EXERCISE
Scan the data for lines with "kasyna" and report the count by itself.

Collected data:
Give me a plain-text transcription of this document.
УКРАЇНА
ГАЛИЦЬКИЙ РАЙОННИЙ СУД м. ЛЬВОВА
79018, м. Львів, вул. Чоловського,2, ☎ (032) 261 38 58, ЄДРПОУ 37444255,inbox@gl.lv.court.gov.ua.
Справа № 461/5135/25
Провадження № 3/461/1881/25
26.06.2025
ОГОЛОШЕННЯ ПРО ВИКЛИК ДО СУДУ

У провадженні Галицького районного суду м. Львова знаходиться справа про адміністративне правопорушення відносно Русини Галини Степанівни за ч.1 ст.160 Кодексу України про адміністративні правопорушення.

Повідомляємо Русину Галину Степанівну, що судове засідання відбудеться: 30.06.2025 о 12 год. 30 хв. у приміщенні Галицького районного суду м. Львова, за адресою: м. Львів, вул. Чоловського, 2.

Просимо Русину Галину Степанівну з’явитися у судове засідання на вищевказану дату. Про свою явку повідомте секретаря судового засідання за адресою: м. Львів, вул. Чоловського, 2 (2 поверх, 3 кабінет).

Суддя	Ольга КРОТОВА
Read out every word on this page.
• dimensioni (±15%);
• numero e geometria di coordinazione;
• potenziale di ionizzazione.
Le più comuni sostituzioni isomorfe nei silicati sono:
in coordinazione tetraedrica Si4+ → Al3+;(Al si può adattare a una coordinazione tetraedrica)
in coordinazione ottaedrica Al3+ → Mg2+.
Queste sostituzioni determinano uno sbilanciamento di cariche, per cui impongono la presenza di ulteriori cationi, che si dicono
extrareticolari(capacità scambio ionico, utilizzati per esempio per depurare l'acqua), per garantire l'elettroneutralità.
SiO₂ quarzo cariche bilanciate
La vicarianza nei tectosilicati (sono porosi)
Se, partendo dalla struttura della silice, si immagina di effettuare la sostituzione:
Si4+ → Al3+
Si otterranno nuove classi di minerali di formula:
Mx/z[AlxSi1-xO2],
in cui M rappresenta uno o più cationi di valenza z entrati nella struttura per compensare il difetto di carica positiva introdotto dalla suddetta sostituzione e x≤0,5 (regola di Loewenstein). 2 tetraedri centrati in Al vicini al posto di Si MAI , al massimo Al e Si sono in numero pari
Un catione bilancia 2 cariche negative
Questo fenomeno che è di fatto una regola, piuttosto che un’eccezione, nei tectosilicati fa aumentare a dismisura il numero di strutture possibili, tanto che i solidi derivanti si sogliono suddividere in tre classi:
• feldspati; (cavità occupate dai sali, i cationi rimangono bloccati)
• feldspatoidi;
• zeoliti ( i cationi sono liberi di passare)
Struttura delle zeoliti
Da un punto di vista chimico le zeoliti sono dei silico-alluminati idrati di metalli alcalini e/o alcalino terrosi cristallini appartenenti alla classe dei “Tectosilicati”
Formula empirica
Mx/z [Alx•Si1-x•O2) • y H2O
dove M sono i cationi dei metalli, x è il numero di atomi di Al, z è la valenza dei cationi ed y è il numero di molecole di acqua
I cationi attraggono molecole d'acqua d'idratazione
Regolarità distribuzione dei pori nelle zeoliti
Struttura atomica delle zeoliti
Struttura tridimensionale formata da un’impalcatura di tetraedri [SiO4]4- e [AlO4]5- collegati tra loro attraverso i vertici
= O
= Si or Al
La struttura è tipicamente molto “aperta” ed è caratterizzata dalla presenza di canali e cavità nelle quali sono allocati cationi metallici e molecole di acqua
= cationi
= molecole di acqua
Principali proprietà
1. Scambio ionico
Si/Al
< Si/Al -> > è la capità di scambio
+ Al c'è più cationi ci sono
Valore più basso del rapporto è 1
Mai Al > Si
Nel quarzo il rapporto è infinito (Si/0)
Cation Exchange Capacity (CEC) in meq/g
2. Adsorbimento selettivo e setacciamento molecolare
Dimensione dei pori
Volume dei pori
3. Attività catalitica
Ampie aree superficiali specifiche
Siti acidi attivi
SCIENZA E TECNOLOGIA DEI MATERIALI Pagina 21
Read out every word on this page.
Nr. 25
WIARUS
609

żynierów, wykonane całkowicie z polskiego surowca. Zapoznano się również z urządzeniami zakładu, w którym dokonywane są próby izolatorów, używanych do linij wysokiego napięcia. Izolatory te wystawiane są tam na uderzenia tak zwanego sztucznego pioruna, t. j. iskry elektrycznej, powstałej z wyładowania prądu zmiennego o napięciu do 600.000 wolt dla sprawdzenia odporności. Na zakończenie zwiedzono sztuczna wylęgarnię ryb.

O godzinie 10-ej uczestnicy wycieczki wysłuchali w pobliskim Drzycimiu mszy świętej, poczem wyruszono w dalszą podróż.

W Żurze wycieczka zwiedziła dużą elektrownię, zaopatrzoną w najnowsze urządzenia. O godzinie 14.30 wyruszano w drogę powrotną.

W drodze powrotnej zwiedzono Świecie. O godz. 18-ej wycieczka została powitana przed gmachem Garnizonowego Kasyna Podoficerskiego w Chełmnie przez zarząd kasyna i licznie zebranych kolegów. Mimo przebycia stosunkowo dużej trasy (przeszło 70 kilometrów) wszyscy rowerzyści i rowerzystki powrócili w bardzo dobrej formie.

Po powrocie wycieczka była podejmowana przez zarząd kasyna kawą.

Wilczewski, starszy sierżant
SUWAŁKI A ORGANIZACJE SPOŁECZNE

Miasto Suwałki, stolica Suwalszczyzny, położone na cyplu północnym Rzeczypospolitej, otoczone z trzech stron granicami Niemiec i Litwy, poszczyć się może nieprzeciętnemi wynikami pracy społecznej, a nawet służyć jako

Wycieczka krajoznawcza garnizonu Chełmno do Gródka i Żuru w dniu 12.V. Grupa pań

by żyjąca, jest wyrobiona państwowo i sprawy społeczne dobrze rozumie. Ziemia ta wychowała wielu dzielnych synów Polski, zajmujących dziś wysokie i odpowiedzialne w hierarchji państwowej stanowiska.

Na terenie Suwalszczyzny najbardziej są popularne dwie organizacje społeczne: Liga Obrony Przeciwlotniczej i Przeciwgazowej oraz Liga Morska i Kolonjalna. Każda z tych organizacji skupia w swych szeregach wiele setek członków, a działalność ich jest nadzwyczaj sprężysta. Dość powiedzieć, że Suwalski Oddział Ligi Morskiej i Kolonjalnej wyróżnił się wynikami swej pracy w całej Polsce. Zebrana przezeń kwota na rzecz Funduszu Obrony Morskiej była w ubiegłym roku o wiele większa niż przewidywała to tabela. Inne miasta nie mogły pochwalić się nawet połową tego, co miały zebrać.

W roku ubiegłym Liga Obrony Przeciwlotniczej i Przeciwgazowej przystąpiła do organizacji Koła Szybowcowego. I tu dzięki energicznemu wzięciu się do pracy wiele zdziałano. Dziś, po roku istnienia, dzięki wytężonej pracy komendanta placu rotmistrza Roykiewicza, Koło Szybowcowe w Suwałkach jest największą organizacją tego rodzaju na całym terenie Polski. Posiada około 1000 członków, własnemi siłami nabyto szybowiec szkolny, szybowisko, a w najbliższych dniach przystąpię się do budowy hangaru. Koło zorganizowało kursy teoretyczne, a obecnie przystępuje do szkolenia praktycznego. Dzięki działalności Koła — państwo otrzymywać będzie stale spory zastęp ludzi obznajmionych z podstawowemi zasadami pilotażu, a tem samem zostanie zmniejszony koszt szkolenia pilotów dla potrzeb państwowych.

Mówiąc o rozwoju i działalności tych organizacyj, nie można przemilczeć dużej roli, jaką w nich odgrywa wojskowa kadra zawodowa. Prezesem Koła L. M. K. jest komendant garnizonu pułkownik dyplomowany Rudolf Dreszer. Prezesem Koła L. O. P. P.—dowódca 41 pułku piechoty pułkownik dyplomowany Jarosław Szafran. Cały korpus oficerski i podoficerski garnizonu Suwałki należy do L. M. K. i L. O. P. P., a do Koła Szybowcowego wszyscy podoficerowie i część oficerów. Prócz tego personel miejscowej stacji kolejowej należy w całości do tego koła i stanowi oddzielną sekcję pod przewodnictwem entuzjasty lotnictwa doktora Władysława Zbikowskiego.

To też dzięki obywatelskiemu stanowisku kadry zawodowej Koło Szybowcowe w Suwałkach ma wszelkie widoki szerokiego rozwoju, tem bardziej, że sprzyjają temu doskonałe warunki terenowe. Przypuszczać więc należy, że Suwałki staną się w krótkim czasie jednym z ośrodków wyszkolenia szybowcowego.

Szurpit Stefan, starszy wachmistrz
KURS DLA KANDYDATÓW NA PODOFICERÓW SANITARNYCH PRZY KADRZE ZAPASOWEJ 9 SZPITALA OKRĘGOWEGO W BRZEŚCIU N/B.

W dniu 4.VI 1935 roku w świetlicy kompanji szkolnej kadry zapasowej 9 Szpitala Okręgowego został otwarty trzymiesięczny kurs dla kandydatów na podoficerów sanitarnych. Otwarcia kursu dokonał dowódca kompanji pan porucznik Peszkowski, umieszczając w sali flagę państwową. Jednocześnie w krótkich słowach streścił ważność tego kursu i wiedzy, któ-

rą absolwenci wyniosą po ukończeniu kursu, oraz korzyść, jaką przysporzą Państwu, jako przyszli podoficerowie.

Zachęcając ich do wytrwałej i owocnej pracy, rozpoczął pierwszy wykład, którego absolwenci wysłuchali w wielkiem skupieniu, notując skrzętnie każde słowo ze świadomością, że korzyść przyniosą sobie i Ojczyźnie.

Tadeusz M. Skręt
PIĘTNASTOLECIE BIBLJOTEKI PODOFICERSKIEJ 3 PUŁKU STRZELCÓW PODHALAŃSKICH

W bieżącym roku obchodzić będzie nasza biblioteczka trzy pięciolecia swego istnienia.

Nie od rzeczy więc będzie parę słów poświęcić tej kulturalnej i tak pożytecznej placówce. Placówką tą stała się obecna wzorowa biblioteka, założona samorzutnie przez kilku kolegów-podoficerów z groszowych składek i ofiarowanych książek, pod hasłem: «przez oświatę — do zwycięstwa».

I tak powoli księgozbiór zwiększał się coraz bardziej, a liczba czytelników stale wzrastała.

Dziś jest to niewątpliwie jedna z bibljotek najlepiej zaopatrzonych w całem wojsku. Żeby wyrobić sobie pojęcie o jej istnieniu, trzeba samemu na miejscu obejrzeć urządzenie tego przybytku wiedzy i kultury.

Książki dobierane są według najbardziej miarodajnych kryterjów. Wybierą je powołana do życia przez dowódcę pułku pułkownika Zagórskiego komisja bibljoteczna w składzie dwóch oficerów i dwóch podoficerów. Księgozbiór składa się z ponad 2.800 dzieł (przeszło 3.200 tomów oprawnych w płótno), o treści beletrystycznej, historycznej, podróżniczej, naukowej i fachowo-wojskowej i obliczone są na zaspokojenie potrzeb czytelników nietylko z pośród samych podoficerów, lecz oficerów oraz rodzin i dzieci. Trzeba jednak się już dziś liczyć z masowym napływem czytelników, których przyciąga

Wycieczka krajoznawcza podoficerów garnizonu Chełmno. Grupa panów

THE REPLY
2